DATA EXCERPTS:
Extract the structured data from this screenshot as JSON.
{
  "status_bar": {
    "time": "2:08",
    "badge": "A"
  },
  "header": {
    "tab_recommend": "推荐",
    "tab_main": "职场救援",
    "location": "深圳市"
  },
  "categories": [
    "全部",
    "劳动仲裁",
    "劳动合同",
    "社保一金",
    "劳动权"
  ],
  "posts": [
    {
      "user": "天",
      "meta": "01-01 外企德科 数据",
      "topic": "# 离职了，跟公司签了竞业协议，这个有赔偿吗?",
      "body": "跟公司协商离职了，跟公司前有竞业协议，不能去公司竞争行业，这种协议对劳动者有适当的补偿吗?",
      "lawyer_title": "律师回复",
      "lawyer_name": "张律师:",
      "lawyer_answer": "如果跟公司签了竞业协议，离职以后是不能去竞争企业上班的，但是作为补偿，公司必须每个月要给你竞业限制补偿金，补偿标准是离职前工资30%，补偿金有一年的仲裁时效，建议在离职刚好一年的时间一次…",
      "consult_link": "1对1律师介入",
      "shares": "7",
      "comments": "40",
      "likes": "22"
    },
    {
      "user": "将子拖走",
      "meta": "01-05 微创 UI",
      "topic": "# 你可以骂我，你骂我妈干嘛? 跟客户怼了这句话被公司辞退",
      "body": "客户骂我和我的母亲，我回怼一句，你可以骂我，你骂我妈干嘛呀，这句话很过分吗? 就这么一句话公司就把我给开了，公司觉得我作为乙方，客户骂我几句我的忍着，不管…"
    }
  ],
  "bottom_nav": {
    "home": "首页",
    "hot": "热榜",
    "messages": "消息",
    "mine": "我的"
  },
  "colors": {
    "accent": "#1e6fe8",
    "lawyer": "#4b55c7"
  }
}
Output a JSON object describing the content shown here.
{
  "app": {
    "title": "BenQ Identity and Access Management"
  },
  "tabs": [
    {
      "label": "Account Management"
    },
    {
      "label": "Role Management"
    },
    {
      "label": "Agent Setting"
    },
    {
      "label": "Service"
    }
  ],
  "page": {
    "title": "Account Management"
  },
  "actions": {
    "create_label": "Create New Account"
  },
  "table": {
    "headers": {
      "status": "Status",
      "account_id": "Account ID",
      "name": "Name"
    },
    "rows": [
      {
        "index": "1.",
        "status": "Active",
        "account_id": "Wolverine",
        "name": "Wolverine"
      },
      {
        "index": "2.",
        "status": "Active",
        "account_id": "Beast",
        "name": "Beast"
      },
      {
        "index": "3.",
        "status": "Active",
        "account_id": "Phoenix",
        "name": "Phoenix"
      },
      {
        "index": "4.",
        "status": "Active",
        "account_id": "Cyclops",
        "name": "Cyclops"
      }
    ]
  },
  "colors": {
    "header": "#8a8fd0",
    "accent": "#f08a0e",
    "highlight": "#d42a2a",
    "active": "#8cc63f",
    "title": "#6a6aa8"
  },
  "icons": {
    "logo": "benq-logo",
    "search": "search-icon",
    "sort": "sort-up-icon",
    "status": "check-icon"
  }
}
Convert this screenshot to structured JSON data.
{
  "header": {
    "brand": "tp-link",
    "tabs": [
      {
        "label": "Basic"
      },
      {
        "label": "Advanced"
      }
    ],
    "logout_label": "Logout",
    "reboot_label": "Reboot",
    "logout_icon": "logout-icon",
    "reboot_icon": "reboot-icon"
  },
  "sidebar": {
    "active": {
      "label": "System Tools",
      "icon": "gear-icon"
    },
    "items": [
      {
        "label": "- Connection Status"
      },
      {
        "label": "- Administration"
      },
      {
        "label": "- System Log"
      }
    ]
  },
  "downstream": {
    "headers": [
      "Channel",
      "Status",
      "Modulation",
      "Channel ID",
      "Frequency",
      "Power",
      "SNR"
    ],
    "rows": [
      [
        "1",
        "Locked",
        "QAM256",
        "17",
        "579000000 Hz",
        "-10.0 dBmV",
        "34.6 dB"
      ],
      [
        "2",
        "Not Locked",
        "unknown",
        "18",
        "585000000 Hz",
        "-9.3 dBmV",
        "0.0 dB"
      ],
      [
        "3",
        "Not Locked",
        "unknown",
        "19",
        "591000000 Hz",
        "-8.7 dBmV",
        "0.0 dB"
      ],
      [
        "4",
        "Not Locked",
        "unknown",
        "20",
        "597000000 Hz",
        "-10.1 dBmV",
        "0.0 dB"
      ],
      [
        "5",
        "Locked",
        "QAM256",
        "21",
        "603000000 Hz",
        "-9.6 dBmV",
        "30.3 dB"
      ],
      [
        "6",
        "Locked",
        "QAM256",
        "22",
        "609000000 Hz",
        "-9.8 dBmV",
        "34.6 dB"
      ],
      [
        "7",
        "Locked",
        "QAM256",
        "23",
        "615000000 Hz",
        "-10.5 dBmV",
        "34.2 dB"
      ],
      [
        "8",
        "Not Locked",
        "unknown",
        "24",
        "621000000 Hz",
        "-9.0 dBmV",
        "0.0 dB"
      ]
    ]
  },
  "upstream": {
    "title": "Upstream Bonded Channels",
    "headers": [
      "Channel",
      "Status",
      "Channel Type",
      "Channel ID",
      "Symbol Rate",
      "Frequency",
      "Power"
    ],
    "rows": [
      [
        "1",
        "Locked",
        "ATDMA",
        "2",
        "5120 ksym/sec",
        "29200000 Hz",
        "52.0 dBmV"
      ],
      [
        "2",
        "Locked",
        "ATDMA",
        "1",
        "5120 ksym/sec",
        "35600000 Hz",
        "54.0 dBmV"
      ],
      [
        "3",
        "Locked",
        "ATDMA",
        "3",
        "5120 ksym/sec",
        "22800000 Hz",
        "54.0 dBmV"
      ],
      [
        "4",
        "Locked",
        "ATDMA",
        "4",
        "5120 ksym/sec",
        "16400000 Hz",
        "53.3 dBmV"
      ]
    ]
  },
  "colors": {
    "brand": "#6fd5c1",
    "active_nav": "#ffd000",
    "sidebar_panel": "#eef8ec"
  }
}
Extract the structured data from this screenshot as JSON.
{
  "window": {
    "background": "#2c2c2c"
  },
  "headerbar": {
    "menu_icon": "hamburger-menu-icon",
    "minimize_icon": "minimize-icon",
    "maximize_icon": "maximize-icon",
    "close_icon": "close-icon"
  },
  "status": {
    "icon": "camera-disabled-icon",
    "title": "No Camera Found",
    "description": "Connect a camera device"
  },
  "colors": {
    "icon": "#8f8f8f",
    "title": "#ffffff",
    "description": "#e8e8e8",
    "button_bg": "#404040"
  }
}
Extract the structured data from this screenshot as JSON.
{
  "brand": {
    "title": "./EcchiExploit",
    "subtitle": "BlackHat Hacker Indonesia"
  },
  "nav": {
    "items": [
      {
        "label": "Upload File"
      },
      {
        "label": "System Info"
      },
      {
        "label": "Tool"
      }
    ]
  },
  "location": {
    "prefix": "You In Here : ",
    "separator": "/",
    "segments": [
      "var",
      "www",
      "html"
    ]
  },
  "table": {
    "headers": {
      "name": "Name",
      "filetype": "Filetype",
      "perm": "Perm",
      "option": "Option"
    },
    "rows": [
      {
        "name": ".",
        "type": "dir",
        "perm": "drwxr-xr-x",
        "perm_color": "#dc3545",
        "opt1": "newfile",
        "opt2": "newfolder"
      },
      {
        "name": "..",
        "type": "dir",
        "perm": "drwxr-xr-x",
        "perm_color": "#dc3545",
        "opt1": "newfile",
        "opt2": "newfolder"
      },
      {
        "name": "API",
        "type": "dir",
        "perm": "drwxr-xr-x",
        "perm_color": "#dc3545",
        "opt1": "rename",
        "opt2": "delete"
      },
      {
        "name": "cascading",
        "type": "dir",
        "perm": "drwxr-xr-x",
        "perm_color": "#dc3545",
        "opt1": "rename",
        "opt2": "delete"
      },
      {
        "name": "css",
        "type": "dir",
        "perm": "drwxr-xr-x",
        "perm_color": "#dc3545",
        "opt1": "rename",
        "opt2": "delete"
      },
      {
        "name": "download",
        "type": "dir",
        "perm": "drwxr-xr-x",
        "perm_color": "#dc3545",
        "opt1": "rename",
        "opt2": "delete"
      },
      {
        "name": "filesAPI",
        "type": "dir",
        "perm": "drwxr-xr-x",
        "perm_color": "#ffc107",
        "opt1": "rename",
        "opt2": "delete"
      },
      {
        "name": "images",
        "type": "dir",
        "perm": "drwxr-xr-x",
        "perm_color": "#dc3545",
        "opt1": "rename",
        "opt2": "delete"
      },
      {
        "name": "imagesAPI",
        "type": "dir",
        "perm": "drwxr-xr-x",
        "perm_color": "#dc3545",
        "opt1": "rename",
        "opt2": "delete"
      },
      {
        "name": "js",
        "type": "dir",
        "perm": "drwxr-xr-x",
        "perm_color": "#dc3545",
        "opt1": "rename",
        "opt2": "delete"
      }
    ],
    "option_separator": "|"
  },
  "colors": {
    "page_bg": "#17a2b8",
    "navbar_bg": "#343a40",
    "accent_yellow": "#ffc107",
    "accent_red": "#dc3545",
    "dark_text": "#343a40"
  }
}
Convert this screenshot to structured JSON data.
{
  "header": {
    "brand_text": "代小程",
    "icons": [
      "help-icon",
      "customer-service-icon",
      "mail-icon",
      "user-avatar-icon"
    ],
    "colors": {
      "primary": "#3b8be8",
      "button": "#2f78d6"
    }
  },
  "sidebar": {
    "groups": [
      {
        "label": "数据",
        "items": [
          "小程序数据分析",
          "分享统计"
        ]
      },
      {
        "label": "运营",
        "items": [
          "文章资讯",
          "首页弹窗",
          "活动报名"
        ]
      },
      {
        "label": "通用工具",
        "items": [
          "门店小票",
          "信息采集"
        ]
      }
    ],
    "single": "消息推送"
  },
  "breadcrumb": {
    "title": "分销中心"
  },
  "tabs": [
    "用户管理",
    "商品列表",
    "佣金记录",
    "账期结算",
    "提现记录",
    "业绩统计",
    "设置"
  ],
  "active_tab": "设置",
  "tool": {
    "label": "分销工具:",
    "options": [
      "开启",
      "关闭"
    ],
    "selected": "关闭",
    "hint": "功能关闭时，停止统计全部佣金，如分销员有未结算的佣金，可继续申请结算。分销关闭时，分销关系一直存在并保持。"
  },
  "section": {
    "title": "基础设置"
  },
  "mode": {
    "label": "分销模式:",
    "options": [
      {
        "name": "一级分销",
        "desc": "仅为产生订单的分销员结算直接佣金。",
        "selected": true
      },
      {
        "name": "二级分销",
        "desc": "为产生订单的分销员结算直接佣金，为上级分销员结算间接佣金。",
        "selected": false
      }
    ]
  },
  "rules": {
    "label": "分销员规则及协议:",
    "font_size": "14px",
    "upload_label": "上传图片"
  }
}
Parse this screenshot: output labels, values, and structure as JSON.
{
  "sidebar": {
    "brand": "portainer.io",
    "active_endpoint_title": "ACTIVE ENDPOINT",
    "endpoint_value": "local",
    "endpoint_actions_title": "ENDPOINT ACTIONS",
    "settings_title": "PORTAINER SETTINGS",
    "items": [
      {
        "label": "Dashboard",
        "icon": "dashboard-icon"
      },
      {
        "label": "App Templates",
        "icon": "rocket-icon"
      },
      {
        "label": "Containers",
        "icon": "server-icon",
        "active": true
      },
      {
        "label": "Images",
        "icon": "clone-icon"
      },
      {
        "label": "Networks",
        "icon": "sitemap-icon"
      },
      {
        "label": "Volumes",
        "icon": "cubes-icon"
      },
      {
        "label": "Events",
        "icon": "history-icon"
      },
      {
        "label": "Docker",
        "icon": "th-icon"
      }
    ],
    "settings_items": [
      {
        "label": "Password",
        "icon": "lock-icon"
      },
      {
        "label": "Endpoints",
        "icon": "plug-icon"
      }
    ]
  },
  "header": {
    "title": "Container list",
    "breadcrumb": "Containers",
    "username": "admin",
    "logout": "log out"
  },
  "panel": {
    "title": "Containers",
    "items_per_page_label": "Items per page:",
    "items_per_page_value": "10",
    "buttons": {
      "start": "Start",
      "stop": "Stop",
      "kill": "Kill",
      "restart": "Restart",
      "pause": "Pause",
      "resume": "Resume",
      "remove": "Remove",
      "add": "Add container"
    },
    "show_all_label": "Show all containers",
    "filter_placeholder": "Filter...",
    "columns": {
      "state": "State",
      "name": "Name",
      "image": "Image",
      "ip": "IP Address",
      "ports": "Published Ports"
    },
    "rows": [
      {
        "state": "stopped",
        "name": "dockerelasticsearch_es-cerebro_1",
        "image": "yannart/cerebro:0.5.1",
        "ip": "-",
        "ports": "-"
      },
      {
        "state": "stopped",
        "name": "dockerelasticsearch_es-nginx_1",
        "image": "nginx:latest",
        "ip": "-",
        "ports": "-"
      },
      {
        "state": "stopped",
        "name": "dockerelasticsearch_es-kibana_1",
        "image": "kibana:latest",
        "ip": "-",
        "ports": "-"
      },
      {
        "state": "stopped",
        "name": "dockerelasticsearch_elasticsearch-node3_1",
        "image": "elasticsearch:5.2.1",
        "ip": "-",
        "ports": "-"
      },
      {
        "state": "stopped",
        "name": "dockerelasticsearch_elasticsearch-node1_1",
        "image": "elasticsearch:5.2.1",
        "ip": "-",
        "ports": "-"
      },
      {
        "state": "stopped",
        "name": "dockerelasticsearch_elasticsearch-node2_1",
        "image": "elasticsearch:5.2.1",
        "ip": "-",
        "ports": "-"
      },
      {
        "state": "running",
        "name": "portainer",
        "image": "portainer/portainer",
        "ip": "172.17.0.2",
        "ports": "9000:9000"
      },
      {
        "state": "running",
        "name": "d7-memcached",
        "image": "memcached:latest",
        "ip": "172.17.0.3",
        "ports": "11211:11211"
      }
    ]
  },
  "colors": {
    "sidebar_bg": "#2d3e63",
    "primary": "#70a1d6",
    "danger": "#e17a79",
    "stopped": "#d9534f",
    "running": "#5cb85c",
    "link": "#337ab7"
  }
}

WHAT YOU ARE ASKED TO DO:
Using the records above, find and show each line with the string "description".

FULL RESPONSE:
    "description": "Connect a camera device"
    "description": "#e8e8e8",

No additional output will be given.